Excerpt from a dataset
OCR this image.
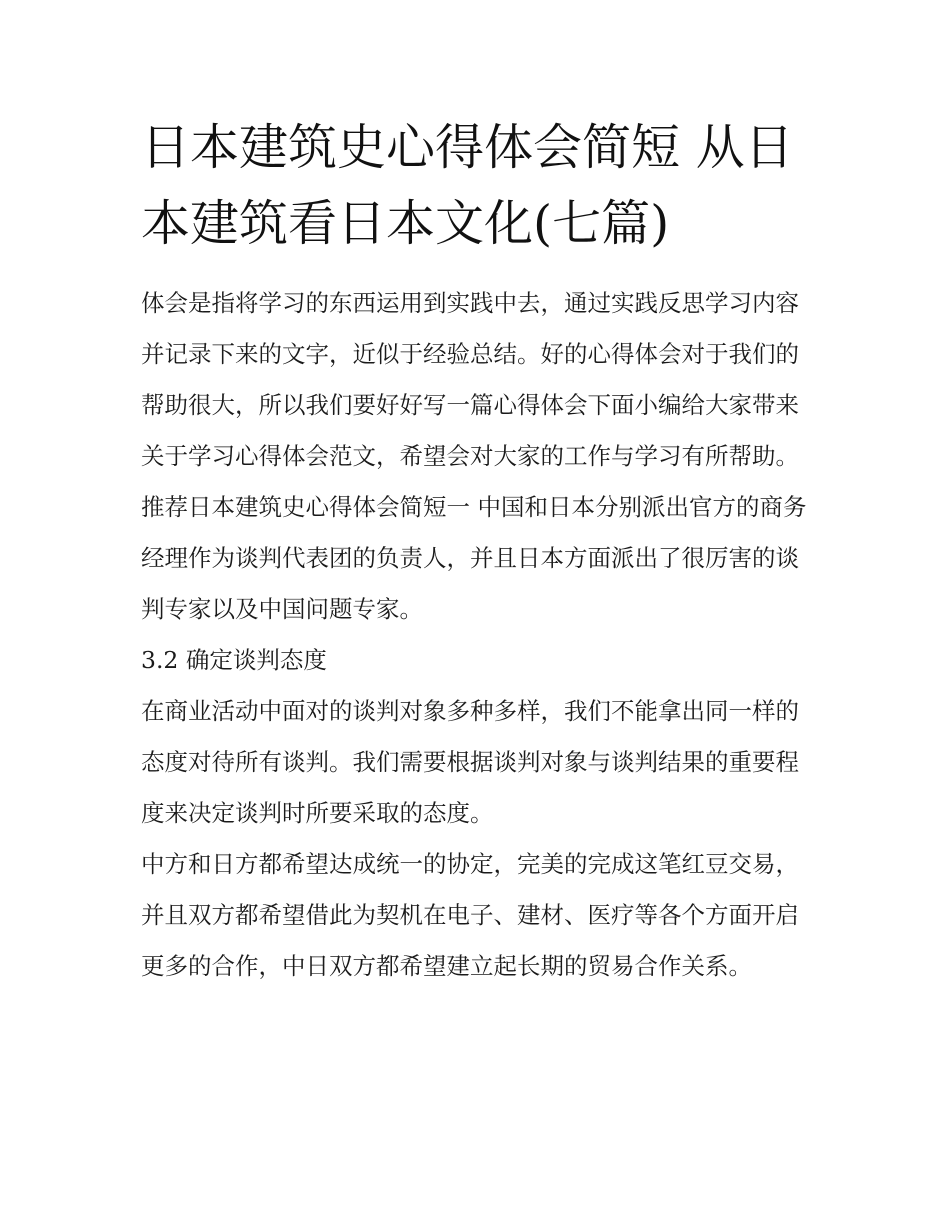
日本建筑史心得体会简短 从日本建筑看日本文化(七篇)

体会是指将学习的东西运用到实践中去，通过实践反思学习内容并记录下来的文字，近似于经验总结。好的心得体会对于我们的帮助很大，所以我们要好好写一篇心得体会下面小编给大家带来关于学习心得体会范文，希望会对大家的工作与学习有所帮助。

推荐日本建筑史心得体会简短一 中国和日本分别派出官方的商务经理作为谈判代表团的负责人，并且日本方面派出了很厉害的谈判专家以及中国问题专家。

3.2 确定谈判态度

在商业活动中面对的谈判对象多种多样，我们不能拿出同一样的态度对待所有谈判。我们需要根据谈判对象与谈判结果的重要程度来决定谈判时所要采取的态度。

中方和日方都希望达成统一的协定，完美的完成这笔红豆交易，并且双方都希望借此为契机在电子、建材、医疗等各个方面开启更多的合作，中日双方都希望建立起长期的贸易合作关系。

**STATED TASK:**
Restate every record exactly, please; do not copy the pictures.

**EXPECTED OUTPUT:**
OCR this image.
日本建筑史心得体会简短 从日本建筑看日本文化(七篇)

体会是指将学习的东西运用到实践中去，通过实践反思学习内容并记录下来的文字，近似于经验总结。好的心得体会对于我们的帮助很大，所以我们要好好写一篇心得体会下面小编给大家带来关于学习心得体会范文，希望会对大家的工作与学习有所帮助。

推荐日本建筑史心得体会简短一 中国和日本分别派出官方的商务经理作为谈判代表团的负责人，并且日本方面派出了很厉害的谈判专家以及中国问题专家。

3.2 确定谈判态度

在商业活动中面对的谈判对象多种多样，我们不能拿出同一样的态度对待所有谈判。我们需要根据谈判对象与谈判结果的重要程度来决定谈判时所要采取的态度。

中方和日方都希望达成统一的协定，完美的完成这笔红豆交易，并且双方都希望借此为契机在电子、建材、医疗等各个方面开启更多的合作，中日双方都希望建立起长期的贸易合作关系。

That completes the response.